**SHORT TASK**: Quote every entry word for word.

**ENTRIES PROVIDED**:
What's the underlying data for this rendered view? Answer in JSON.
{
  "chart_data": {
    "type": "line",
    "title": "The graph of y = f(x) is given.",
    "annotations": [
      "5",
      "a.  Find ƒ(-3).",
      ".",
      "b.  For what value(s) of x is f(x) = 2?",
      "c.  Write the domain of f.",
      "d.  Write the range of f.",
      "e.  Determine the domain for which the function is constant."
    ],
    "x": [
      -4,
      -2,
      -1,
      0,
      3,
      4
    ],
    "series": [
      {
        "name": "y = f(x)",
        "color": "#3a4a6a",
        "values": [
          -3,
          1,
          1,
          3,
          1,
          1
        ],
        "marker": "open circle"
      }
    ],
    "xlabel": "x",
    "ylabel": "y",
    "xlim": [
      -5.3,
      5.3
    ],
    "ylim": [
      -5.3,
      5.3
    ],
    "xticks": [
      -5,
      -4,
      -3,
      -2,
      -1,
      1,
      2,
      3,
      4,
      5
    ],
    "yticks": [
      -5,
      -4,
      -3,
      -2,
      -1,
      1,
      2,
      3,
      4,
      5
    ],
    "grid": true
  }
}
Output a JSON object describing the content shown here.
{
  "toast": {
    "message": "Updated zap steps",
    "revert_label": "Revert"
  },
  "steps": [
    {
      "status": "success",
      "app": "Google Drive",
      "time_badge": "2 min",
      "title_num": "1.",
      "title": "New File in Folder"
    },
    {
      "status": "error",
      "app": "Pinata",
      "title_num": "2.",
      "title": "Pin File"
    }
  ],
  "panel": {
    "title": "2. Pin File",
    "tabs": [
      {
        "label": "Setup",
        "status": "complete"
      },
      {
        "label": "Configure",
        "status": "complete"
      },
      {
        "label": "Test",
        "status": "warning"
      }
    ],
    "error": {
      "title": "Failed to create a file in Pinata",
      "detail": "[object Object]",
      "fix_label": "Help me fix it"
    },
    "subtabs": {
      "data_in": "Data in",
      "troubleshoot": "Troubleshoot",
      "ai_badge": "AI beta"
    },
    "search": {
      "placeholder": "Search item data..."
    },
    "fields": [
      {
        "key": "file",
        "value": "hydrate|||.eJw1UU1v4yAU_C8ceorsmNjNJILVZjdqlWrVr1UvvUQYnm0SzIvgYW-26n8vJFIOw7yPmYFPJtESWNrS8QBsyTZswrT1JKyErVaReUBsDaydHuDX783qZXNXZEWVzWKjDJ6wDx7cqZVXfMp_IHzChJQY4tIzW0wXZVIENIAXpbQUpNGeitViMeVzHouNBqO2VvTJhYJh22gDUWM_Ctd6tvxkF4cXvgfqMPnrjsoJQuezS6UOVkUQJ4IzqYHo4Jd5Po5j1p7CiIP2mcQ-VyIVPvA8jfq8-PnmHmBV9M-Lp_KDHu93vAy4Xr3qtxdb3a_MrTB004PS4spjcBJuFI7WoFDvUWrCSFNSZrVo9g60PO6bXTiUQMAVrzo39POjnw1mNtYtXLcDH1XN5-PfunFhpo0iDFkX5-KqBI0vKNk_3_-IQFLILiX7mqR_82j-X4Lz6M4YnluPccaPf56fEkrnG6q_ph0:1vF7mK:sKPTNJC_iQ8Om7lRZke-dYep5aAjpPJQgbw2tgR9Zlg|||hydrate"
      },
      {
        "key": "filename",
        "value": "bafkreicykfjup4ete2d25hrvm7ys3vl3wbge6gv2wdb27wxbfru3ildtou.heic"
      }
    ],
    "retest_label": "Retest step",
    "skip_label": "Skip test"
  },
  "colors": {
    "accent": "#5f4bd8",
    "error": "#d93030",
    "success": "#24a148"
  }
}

**ANSWER TO THIS TASK**:
What's the underlying data for this rendered view? Answer in JSON.
{
  "chart_data": {
    "type": "line",
    "title": "The graph of y = f(x) is given.",
    "annotations": [
      "5",
      "a.  Find ƒ(-3).",
      ".",
      "b.  For what value(s) of x is f(x) = 2?",
      "c.  Write the domain of f.",
      "d.  Write the range of f.",
      "e.  Determine the domain for which the function is constant."
    ],
    "x": [
      -4,
      -2,
      -1,
      0,
      3,
      4
    ],
    "series": [
      {
        "name": "y = f(x)",
        "color": "#3a4a6a",
        "values": [
          -3,
          1,
          1,
          3,
          1,
          1
        ],
        "marker": "open circle"
      }
    ],
    "xlabel": "x",
    "ylabel": "y",
    "xlim": [
      -5.3,
      5.3
    ],
    "ylim": [
      -5.3,
      5.3
    ],
    "xticks": [
      -5,
      -4,
      -3,
      -2,
      -1,
      1,
      2,
      3,
      4,
      5
    ],
    "yticks": [
      -5,
      -4,
      -3,
      -2,
      -1,
      1,
      2,
      3,
      4,
      5
    ],
    "grid": true
  }
}
Output a JSON object describing the content shown here.
{
  "toast": {
    "message": "Updated zap steps",
    "revert_label": "Revert"
  },
  "steps": [
    {
      "status": "success",
      "app": "Google Drive",
      "time_badge": "2 min",
      "title_num": "1.",
      "title": "New File in Folder"
    },
    {
      "status": "error",
      "app": "Pinata",
      "title_num": "2.",
      "title": "Pin File"
    }
  ],
  "panel": {
    "title": "2. Pin File",
    "tabs": [
      {
        "label": "Setup",
        "status": "complete"
      },
      {
        "label": "Configure",
        "status": "complete"
      },
      {
        "label": "Test",
        "status": "warning"
      }
    ],
    "error": {
      "title": "Failed to create a file in Pinata",
      "detail": "[object Object]",
      "fix_label": "Help me fix it"
    },
    "subtabs": {
      "data_in": "Data in",
      "troubleshoot": "Troubleshoot",
      "ai_badge": "AI beta"
    },
    "search": {
      "placeholder": "Search item data..."
    },
    "fields": [
      {
        "key": "file",
        "value": "hydrate|||.eJw1UU1v4yAU_C8ceorsmNjNJILVZjdqlWrVr1UvvUQYnm0SzIvgYW-26n8vJFIOw7yPmYFPJtESWNrS8QBsyTZswrT1JKyErVaReUBsDaydHuDX783qZXNXZEWVzWKjDJ6wDx7cqZVXfMp_IHzChJQY4tIzW0wXZVIENIAXpbQUpNGeitViMeVzHouNBqO2VvTJhYJh22gDUWM_Ctd6tvxkF4cXvgfqMPnrjsoJQuezS6UOVkUQJ4IzqYHo4Jd5Po5j1p7CiIP2mcQ-VyIVPvA8jfq8-PnmHmBV9M-Lp_KDHu93vAy4Xr3qtxdb3a_MrTB004PS4spjcBJuFI7WoFDvUWrCSFNSZrVo9g60PO6bXTiUQMAVrzo39POjnw1mNtYtXLcDH1XN5-PfunFhpo0iDFkX5-KqBI0vKNk_3_-IQFLILiX7mqR_82j-X4Lz6M4YnluPccaPf56fEkrnG6q_ph0:1vF7mK:sKPTNJC_iQ8Om7lRZke-dYep5aAjpPJQgbw2tgR9Zlg|||hydrate"
      },
      {
        "key": "filename",
        "value": "bafkreicykfjup4ete2d25hrvm7ys3vl3wbge6gv2wdb27wxbfru3ildtou.heic"
      }
    ],
    "retest_label": "Retest step",
    "skip_label": "Skip test"
  },
  "colors": {
    "accent": "#5f4bd8",
    "error": "#d93030",
    "success": "#24a148"
  }
}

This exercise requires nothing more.